Problem statement: Copy out every line exactly, passing over the pictures.

Material to process:
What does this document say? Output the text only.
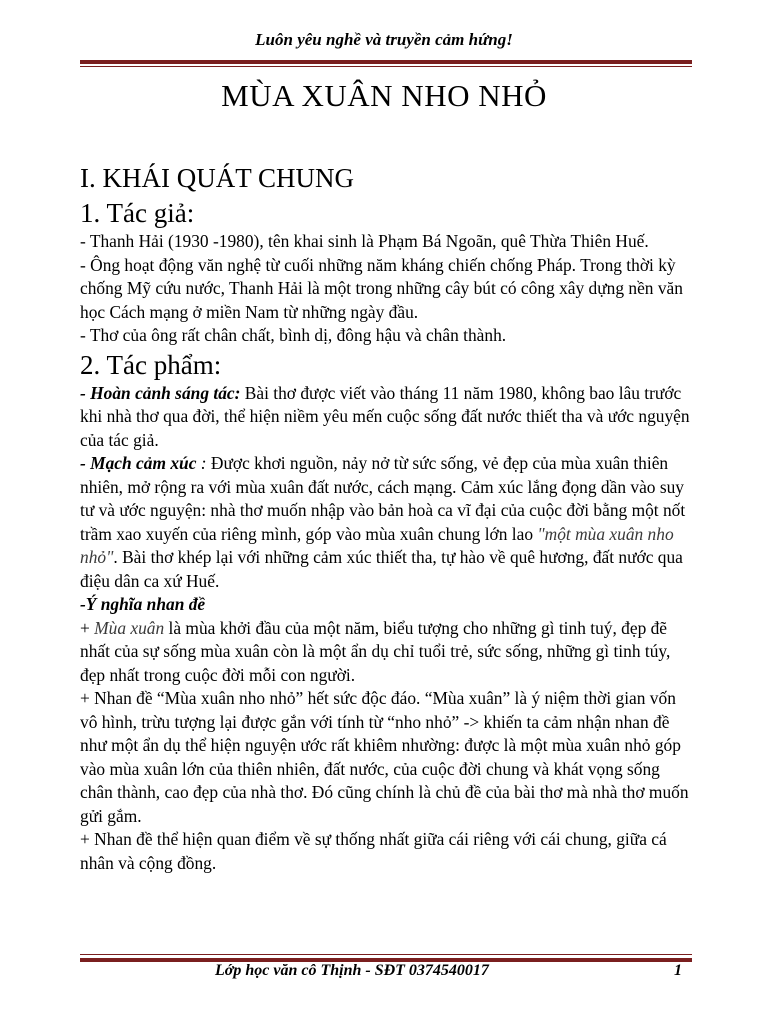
Luôn yêu nghề và truyền cảm hứng!
MÙA XUÂN NHO NHỎ

I. KHÁI QUÁT CHUNG

1. Tác giả:

- Thanh Hải (1930 -1980), tên khai sinh là Phạm Bá Ngoãn, quê Thừa Thiên Huế.

- Ông hoạt động văn nghệ từ cuối những năm kháng chiến chống Pháp. Trong thời kỳ chống Mỹ cứu nước, Thanh Hải là một trong những cây bút có công xây dựng nền văn học Cách mạng ở miền Nam từ những ngày đầu.

- Thơ của ông rất chân chất, bình dị, đông hậu và chân thành.

2. Tác phẩm:

- Hoàn cảnh sáng tác: Bài thơ được viết vào tháng 11 năm 1980, không bao lâu trước khi nhà thơ qua đời, thể hiện niềm yêu mến cuộc sống đất nước thiết tha và ước nguyện của tác giả.

- Mạch cảm xúc : Được khơi nguồn, nảy nở từ sức sống, vẻ đẹp của mùa xuân thiên nhiên, mở rộng ra với mùa xuân đất nước, cách mạng. Cảm xúc lắng đọng dần vào suy tư và ước nguyện: nhà thơ muốn nhập vào bản hoà ca vĩ đại của cuộc đời bằng một nốt trầm xao xuyến của riêng mình, góp vào mùa xuân chung lớn lao "một mùa xuân nho nhỏ". Bài thơ khép lại với những cảm xúc thiết tha, tự hào về quê hương, đất nước qua điệu dân ca xứ Huế.

-Ý nghĩa nhan đề

+ Mùa xuân là mùa khởi đầu của một năm, biểu tượng cho những gì tinh tuý, đẹp đẽ nhất của sự sống mùa xuân còn là một ẩn dụ chỉ tuổi trẻ, sức sống, những gì tinh túy, đẹp nhất trong cuộc đời mỗi con người.

+ Nhan đề “Mùa xuân nho nhỏ” hết sức độc đáo. “Mùa xuân” là ý niệm thời gian vốn vô hình, trừu tượng lại được gắn với tính từ “nho nhỏ” -> khiến ta cảm nhận nhan đề như một ẩn dụ thể hiện nguyện ước rất khiêm nhường: được là một mùa xuân nhỏ góp vào mùa xuân lớn của thiên nhiên, đất nước, của cuộc đời chung và khát vọng sống chân thành, cao đẹp của nhà thơ. Đó cũng chính là chủ đề của bài thơ mà nhà thơ muốn gửi gắm.

+ Nhan đề thể hiện quan điểm về sự thống nhất giữa cái riêng với cái chung, giữa cá nhân và cộng đồng.

Lớp học văn cô Thịnh - SĐT 0374540017	1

Final answer:
What does this document say? Output the text only.
Luôn yêu nghề và truyền cảm hứng!
MÙA XUÂN NHO NHỎ

I. KHÁI QUÁT CHUNG

1. Tác giả:

- Thanh Hải (1930 -1980), tên khai sinh là Phạm Bá Ngoãn, quê Thừa Thiên Huế.

- Ông hoạt động văn nghệ từ cuối những năm kháng chiến chống Pháp. Trong thời kỳ chống Mỹ cứu nước, Thanh Hải là một trong những cây bút có công xây dựng nền văn học Cách mạng ở miền Nam từ những ngày đầu.

- Thơ của ông rất chân chất, bình dị, đông hậu và chân thành.

2. Tác phẩm:

- Hoàn cảnh sáng tác: Bài thơ được viết vào tháng 11 năm 1980, không bao lâu trước khi nhà thơ qua đời, thể hiện niềm yêu mến cuộc sống đất nước thiết tha và ước nguyện của tác giả.

- Mạch cảm xúc : Được khơi nguồn, nảy nở từ sức sống, vẻ đẹp của mùa xuân thiên nhiên, mở rộng ra với mùa xuân đất nước, cách mạng. Cảm xúc lắng đọng dần vào suy tư và ước nguyện: nhà thơ muốn nhập vào bản hoà ca vĩ đại của cuộc đời bằng một nốt trầm xao xuyến của riêng mình, góp vào mùa xuân chung lớn lao "một mùa xuân nho nhỏ". Bài thơ khép lại với những cảm xúc thiết tha, tự hào về quê hương, đất nước qua điệu dân ca xứ Huế.

-Ý nghĩa nhan đề

+ Mùa xuân là mùa khởi đầu của một năm, biểu tượng cho những gì tinh tuý, đẹp đẽ nhất của sự sống mùa xuân còn là một ẩn dụ chỉ tuổi trẻ, sức sống, những gì tinh túy, đẹp nhất trong cuộc đời mỗi con người.

+ Nhan đề “Mùa xuân nho nhỏ” hết sức độc đáo. “Mùa xuân” là ý niệm thời gian vốn vô hình, trừu tượng lại được gắn với tính từ “nho nhỏ” -> khiến ta cảm nhận nhan đề như một ẩn dụ thể hiện nguyện ước rất khiêm nhường: được là một mùa xuân nhỏ góp vào mùa xuân lớn của thiên nhiên, đất nước, của cuộc đời chung và khát vọng sống chân thành, cao đẹp của nhà thơ. Đó cũng chính là chủ đề của bài thơ mà nhà thơ muốn gửi gắm.

+ Nhan đề thể hiện quan điểm về sự thống nhất giữa cái riêng với cái chung, giữa cá nhân và cộng đồng.

Lớp học văn cô Thịnh - SĐT 0374540017	1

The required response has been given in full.